### GOAL
Your task is to copy each line that has the word "marker".

### RECORD LIST
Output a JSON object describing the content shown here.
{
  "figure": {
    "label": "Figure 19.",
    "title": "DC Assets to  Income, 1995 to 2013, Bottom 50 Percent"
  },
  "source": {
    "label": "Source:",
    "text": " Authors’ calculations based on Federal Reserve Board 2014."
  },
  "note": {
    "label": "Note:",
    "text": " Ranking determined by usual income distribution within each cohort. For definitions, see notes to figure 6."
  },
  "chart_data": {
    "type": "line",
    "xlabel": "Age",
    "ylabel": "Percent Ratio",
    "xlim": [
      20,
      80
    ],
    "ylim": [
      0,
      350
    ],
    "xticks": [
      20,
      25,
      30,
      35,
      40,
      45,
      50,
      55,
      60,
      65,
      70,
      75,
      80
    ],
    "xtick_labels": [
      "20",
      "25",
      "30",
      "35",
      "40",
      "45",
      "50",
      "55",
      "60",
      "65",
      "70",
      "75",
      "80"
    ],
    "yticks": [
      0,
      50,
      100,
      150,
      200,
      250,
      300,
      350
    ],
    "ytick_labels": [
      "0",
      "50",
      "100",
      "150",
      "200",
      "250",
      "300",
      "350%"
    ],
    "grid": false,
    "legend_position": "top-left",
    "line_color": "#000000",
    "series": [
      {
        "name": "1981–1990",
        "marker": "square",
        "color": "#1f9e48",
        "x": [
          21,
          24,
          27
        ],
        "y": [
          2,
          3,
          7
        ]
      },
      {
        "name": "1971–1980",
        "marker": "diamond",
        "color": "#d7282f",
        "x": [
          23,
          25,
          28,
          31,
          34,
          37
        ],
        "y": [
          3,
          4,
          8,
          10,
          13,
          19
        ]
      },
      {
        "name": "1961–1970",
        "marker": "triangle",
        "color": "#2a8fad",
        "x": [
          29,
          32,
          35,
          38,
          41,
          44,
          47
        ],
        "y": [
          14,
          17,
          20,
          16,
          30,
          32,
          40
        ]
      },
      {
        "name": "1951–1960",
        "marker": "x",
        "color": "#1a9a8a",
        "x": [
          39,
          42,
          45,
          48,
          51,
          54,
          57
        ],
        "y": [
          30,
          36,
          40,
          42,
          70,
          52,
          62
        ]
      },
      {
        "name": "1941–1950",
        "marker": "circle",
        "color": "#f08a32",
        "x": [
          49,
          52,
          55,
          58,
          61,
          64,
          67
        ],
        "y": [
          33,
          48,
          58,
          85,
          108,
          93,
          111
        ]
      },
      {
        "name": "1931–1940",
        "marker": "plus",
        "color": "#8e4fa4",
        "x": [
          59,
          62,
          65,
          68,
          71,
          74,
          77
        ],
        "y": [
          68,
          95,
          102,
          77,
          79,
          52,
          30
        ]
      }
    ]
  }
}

### EXPECTED ANSWER
        "marker": "square",
        "marker": "diamond",
        "marker": "triangle",
        "marker": "x",
        "marker": "circle",
        "marker": "plus",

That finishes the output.